- [Stated task] Keep every line where the word "Anschlüsse" appears; drop the rest.

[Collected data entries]
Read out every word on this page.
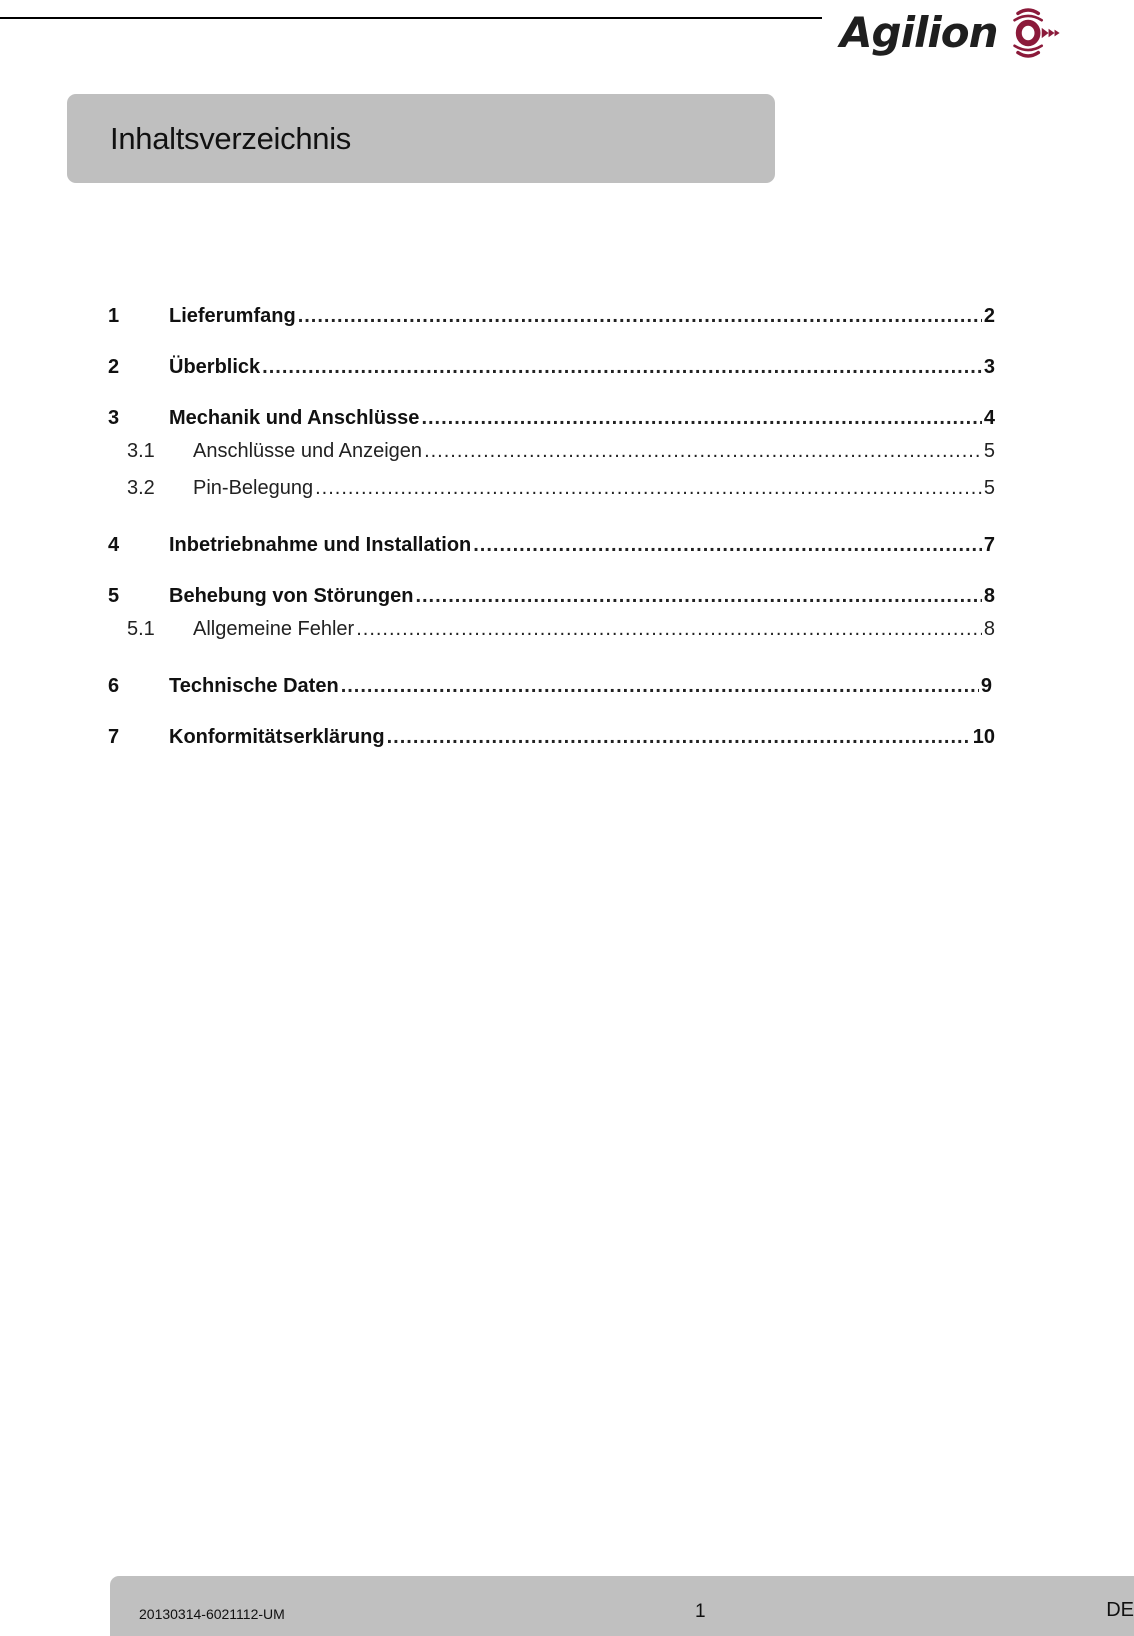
Agilion
Inhaltsverzeichnis
1	Lieferumfang .....	2
2	Überblick .....	3
3	Mechanik und Anschlüsse .....	4
3.1	Anschlüsse und Anzeigen .....	5
3.2	Pin-Belegung .....	5
4	Inbetriebnahme und Installation .....	7
5	Behebung von Störungen .....	8
5.1	Allgemeine Fehler .....	8
6	Technische Daten .....	9
7	Konformitätserklärung .....	10
20130314-6021112-UM	1	DE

- [Complete answer]
3	Mechanik und Anschlüsse .....	4
3.1	Anschlüsse und Anzeigen .....	5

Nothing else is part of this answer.